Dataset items
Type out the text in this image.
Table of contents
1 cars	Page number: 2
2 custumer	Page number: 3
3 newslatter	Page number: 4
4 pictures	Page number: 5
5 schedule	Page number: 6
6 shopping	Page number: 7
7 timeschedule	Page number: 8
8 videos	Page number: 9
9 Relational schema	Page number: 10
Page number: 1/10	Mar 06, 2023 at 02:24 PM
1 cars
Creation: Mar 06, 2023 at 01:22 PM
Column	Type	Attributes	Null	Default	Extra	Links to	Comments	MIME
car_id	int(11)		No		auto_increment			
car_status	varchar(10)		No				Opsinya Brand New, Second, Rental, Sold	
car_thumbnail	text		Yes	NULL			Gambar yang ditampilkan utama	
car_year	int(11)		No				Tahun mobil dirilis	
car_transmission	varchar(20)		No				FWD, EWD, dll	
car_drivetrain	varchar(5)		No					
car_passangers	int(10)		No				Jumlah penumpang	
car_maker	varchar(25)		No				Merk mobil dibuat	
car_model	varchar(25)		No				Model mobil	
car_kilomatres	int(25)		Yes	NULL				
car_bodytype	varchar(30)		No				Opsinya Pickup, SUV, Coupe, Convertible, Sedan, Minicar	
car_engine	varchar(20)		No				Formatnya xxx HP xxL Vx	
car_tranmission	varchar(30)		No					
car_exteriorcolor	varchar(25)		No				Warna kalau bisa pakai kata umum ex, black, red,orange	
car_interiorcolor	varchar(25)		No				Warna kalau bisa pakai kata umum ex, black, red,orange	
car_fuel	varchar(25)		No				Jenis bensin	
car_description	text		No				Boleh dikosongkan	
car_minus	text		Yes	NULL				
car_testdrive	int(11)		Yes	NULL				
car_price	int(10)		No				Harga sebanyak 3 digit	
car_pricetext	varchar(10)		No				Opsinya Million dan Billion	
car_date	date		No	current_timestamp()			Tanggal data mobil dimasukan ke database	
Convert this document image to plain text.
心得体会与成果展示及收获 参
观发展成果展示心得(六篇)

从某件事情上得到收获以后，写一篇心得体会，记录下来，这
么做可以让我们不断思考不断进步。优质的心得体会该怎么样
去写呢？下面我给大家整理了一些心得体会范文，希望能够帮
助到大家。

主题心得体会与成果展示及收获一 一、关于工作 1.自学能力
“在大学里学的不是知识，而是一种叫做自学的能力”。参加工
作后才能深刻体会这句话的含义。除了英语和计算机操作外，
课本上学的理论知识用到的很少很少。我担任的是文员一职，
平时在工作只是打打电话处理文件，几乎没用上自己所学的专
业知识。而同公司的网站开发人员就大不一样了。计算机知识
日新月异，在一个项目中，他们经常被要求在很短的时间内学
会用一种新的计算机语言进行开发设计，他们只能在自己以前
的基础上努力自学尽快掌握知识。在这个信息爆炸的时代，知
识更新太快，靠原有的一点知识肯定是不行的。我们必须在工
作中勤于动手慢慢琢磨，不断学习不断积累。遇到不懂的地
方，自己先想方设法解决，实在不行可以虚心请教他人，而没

__WORK REQUIRED__
Report each line in the data that holds the word "image".

__RESPONSE FOR THIS EXERCISE__
Type out the text in this image.
Convert this document image to plain text.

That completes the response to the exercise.